Task details:
Are you able to retype all the records below exactly?

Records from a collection
********
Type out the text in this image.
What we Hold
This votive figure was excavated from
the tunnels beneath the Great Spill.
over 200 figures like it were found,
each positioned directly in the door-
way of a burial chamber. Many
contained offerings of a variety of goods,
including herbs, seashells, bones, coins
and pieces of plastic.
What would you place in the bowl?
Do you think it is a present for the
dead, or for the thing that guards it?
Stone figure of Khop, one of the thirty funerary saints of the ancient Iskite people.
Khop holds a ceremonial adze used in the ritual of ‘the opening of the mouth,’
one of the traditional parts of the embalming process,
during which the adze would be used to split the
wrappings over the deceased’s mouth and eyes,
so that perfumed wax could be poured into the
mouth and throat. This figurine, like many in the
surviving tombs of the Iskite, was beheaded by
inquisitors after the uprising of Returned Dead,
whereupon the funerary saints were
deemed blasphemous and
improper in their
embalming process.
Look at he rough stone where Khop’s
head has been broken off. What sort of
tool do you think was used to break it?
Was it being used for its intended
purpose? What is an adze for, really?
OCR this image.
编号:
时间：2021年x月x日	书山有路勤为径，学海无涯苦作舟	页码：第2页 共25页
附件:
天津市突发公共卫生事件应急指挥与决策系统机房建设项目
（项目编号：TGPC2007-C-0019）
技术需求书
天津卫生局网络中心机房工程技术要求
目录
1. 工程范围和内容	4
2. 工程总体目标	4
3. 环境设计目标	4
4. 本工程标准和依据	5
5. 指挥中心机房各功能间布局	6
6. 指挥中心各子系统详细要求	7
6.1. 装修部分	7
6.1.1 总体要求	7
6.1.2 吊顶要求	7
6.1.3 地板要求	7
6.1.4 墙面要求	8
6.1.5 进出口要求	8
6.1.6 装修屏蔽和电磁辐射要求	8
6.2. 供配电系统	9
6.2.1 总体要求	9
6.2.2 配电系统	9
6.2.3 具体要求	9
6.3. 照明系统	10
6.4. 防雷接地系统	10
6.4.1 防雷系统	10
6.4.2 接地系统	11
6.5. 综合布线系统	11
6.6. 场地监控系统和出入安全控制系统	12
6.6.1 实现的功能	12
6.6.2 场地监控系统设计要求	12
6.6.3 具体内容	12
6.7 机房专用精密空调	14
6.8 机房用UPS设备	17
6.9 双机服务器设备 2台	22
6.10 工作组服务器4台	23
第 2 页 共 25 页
********
Right answer:
Type out the text in this image.
What we Hold
This votive figure was excavated from
the tunnels beneath the Great Spill.
over 200 figures like it were found,
each positioned directly in the door-
way of a burial chamber. Many
contained offerings of a variety of goods,
including herbs, seashells, bones, coins
and pieces of plastic.
What would you place in the bowl?
Do you think it is a present for the
dead, or for the thing that guards it?
Stone figure of Khop, one of the thirty funerary saints of the ancient Iskite people.
Khop holds a ceremonial adze used in the ritual of ‘the opening of the mouth,’
one of the traditional parts of the embalming process,
during which the adze would be used to split the
wrappings over the deceased’s mouth and eyes,
so that perfumed wax could be poured into the
mouth and throat. This figurine, like many in the
surviving tombs of the Iskite, was beheaded by
inquisitors after the uprising of Returned Dead,
whereupon the funerary saints were
deemed blasphemous and
improper in their
embalming process.
Look at he rough stone where Khop’s
head has been broken off. What sort of
tool do you think was used to break it?
Was it being used for its intended
purpose? What is an adze for, really?
OCR this image.
编号:
时间：2021年x月x日	书山有路勤为径，学海无涯苦作舟	页码：第2页 共25页
附件:
天津市突发公共卫生事件应急指挥与决策系统机房建设项目
（项目编号：TGPC2007-C-0019）
技术需求书
天津卫生局网络中心机房工程技术要求
目录
1. 工程范围和内容	4
2. 工程总体目标	4
3. 环境设计目标	4
4. 本工程标准和依据	5
5. 指挥中心机房各功能间布局	6
6. 指挥中心各子系统详细要求	7
6.1. 装修部分	7
6.1.1 总体要求	7
6.1.2 吊顶要求	7
6.1.3 地板要求	7
6.1.4 墙面要求	8
6.1.5 进出口要求	8
6.1.6 装修屏蔽和电磁辐射要求	8
6.2. 供配电系统	9
6.2.1 总体要求	9
6.2.2 配电系统	9
6.2.3 具体要求	9
6.3. 照明系统	10
6.4. 防雷接地系统	10
6.4.1 防雷系统	10
6.4.2 接地系统	11
6.5. 综合布线系统	11
6.6. 场地监控系统和出入安全控制系统	12
6.6.1 实现的功能	12
6.6.2 场地监控系统设计要求	12
6.6.3 具体内容	12
6.7 机房专用精密空调	14
6.8 机房用UPS设备	17
6.9 双机服务器设备 2台	22
6.10 工作组服务器4台	23
第 2 页 共 25 页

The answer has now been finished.